To be done
Scan the data beneath this task and copy each line that includes "within".

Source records

····················

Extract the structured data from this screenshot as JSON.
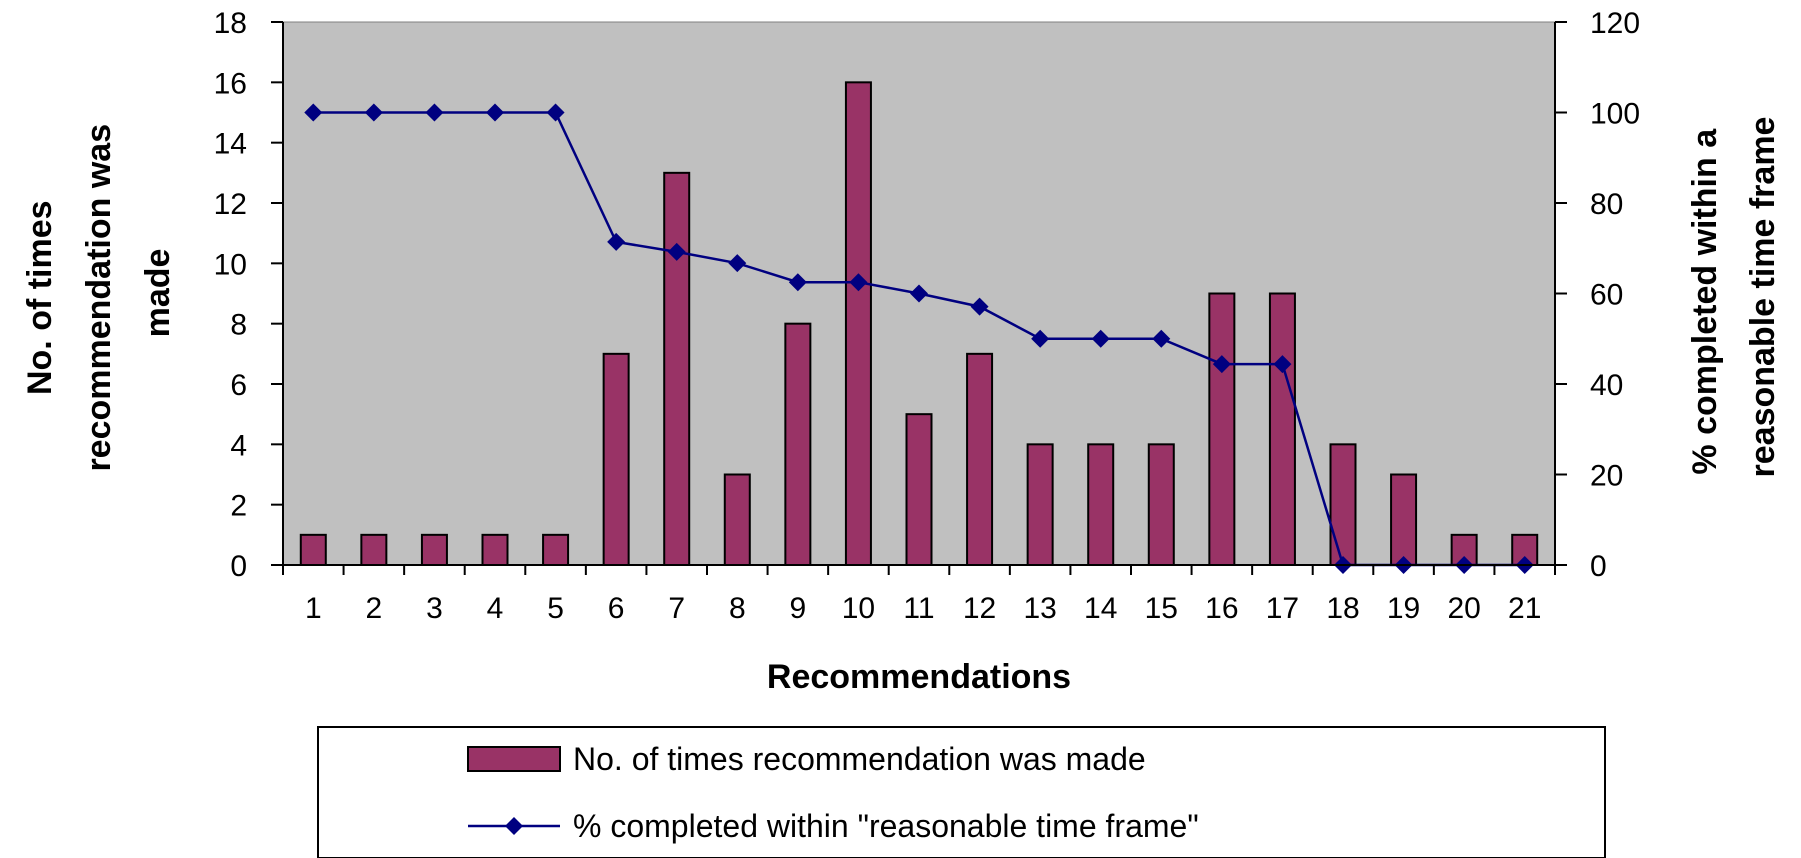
{
  "chart_data": {
    "type": "bar",
    "categories": [
      "1",
      "2",
      "3",
      "4",
      "5",
      "6",
      "7",
      "8",
      "9",
      "10",
      "11",
      "12",
      "13",
      "14",
      "15",
      "16",
      "17",
      "18",
      "19",
      "20",
      "21"
    ],
    "series": [
      {
        "name": "No. of times recommendation was made",
        "type": "bar",
        "axis": "left",
        "color": "#993366",
        "values": [
          1,
          1,
          1,
          1,
          1,
          7,
          13,
          3,
          8,
          16,
          5,
          7,
          4,
          4,
          4,
          9,
          9,
          4,
          3,
          1,
          1
        ]
      },
      {
        "name": "% completed within \"reasonable time frame\"",
        "type": "line",
        "axis": "right",
        "color": "#000080",
        "values": [
          100,
          100,
          100,
          100,
          100,
          71.4,
          69.2,
          66.7,
          62.5,
          62.5,
          60,
          57.1,
          50,
          50,
          50,
          44.4,
          44.4,
          0,
          0,
          0,
          0
        ]
      }
    ],
    "xlabel": "Recommendations",
    "ylabel_left": [
      "No. of times",
      "recommendation was",
      "made"
    ],
    "ylabel_right": [
      "% completed within a",
      "reasonable time frame"
    ],
    "ylim_left": [
      0,
      18
    ],
    "ylim_right": [
      0,
      120
    ],
    "yticks_left": [
      0,
      2,
      4,
      6,
      8,
      10,
      12,
      14,
      16,
      18
    ],
    "yticks_right": [
      0,
      20,
      40,
      60,
      80,
      100,
      120
    ],
    "plot_background": "#c0c0c0",
    "grid": false,
    "legend_position": "bottom"
  }
}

····················

Solution to the exercise
        "name": "% completed within \"reasonable time frame\"",
      "% completed within a",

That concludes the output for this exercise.